===== Records for the task

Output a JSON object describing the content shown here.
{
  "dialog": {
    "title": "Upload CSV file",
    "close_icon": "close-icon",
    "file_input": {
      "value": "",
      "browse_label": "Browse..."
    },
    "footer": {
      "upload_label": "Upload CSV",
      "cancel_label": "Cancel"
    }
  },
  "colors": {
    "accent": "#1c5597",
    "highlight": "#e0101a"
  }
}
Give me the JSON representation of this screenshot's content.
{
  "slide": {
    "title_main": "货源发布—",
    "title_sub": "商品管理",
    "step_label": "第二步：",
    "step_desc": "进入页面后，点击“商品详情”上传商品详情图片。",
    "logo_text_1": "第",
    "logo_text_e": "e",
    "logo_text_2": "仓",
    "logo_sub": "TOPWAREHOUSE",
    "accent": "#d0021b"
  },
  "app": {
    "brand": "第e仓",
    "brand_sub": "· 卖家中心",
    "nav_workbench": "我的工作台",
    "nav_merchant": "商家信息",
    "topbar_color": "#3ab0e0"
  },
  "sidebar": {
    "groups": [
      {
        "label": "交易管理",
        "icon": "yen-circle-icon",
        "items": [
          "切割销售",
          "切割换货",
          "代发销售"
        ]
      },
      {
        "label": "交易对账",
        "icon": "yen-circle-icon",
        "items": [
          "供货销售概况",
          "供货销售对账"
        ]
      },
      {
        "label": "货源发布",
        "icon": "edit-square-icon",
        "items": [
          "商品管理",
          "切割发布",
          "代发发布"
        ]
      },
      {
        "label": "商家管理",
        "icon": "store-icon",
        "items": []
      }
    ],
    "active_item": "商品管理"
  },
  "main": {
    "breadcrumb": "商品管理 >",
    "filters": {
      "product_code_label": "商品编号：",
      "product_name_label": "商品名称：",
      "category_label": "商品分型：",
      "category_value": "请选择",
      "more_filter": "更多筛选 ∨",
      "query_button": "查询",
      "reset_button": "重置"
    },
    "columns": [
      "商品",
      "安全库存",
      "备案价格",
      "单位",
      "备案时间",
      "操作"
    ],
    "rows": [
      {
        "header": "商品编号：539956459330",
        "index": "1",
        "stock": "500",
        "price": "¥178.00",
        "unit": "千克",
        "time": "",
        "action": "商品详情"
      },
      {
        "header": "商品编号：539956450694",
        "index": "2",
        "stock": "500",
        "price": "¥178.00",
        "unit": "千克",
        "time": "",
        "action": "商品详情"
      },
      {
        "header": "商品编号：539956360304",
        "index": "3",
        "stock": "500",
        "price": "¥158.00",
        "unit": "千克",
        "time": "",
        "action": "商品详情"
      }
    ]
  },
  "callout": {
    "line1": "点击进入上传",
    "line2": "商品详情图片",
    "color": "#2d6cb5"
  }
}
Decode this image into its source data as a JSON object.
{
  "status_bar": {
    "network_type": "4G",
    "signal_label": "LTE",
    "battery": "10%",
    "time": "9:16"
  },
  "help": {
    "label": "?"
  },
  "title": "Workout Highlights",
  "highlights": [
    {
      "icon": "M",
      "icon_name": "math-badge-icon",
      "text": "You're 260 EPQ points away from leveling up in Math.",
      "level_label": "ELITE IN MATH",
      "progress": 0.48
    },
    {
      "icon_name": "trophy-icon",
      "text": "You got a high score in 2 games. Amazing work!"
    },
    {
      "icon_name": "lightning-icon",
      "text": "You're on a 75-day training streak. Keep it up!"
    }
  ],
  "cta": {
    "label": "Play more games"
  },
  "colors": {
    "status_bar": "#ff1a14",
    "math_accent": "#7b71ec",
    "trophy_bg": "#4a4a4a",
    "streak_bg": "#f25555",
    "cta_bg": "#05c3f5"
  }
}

==========

## Task prompt
What is the number of lines in the records that contain "商品编号"? Give that number only.

## Solution below
4